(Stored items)
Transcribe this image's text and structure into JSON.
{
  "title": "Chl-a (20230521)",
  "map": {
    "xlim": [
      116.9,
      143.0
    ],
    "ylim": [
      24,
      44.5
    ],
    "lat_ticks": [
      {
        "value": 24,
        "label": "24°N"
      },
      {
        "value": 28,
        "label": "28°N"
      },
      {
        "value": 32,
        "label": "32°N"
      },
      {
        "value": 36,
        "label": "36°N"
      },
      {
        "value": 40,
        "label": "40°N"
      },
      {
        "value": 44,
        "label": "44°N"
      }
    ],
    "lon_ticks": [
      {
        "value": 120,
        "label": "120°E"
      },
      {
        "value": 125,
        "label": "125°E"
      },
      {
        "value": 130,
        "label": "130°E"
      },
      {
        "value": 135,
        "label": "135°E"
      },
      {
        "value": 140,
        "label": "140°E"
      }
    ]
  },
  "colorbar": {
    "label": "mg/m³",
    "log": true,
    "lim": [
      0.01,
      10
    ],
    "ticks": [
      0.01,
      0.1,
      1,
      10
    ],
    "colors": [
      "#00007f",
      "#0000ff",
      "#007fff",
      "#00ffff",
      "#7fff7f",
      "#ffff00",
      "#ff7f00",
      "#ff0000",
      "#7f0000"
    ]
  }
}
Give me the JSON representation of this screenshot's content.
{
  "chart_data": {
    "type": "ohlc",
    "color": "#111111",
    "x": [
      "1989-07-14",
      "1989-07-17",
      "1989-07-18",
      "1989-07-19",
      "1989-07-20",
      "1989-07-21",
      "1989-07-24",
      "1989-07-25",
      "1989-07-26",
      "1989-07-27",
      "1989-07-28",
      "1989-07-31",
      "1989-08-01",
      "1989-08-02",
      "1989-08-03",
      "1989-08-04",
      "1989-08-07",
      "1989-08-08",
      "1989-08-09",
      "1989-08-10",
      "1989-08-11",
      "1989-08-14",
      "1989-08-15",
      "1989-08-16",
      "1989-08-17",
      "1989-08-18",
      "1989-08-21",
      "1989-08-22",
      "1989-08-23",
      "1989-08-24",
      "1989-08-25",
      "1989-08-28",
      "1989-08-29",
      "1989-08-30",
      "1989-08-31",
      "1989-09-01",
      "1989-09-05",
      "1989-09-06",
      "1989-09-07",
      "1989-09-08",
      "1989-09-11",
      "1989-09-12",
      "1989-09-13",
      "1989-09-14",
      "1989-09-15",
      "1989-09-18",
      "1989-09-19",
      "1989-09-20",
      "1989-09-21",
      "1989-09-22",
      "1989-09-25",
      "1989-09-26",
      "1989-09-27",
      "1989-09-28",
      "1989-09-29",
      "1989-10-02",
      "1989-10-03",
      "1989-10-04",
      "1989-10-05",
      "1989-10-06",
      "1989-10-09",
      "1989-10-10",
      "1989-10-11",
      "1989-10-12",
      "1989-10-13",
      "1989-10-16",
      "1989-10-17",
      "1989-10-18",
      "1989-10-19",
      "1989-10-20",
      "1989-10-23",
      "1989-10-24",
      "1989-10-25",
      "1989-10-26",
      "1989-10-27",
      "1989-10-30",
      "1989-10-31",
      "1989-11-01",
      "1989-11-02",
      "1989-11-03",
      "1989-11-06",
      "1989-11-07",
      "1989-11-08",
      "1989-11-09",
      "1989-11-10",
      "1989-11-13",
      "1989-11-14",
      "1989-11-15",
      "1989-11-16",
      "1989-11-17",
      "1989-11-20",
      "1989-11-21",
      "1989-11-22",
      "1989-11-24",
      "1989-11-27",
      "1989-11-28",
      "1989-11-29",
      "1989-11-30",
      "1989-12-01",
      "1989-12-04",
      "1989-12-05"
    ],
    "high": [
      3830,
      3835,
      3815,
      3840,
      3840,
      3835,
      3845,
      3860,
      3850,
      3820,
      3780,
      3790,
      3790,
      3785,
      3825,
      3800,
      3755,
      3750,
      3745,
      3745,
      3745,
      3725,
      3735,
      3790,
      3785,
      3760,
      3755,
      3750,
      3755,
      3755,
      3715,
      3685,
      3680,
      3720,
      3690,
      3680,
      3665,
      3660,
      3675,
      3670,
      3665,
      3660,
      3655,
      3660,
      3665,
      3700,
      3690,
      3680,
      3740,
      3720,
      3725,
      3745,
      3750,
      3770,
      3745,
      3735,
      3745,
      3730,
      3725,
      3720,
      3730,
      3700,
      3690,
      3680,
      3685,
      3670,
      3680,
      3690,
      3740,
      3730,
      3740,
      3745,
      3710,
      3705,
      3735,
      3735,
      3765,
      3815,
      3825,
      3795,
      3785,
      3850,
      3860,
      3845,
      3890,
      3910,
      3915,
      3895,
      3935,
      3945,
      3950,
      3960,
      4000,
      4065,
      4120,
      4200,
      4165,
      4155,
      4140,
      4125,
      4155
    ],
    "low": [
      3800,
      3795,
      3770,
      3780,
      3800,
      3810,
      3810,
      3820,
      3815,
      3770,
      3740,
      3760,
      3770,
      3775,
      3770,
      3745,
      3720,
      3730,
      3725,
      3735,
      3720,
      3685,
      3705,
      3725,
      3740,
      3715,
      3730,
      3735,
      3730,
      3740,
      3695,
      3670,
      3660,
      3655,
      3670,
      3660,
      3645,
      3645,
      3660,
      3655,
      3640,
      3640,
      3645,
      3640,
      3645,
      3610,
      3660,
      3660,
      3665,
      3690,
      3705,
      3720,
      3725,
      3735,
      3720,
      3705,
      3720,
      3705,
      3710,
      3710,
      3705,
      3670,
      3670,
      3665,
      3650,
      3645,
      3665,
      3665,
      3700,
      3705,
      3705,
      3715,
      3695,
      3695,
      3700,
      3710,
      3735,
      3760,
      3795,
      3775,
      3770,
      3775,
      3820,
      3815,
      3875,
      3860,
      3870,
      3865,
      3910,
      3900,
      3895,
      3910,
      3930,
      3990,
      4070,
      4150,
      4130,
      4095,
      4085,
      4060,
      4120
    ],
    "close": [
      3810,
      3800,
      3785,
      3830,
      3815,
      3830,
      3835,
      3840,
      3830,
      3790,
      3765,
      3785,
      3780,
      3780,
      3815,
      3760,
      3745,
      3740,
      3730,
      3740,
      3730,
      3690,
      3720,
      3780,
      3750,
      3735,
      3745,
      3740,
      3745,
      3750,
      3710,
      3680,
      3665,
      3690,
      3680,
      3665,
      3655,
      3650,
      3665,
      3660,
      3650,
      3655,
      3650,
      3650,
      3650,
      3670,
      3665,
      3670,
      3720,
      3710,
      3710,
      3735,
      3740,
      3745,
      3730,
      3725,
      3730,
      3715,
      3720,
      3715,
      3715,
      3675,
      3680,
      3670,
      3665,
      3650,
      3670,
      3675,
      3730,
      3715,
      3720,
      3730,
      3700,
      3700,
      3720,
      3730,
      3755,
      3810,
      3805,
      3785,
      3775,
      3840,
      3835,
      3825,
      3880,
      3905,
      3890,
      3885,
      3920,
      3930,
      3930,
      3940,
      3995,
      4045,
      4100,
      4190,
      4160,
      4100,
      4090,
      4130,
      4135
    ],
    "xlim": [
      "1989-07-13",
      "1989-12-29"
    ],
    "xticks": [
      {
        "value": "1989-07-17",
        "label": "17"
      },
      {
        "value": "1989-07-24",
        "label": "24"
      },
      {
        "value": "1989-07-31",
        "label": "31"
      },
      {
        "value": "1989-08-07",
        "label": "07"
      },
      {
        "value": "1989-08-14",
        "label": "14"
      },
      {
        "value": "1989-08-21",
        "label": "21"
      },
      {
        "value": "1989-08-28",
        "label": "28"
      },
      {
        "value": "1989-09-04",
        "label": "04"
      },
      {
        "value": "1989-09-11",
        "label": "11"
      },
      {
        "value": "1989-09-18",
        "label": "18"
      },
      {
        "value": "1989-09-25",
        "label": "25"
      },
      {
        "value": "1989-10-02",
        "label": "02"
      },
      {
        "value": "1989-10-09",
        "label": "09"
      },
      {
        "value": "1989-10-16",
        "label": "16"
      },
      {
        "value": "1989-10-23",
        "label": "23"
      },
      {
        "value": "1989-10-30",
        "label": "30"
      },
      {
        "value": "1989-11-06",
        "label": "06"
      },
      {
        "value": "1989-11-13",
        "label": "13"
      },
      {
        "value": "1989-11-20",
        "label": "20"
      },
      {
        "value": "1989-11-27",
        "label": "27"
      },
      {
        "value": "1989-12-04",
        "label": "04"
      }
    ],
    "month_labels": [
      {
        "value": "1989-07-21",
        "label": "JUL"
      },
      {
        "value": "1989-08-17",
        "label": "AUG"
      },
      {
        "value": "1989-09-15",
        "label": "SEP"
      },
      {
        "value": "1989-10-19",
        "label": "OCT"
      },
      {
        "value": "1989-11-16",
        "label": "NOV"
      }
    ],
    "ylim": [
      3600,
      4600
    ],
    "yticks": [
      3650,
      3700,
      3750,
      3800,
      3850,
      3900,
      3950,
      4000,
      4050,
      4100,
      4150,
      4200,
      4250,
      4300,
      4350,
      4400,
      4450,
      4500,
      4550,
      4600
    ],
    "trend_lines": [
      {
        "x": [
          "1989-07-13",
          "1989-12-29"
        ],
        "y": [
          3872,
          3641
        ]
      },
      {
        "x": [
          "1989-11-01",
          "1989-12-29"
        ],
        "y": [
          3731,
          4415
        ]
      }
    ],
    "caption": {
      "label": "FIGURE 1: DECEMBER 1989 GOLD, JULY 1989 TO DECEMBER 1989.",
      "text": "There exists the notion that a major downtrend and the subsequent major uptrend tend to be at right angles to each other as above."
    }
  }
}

Work instructions
Count how many lines include the string "JSON". Nothing but the number is needed.

Correct answer
2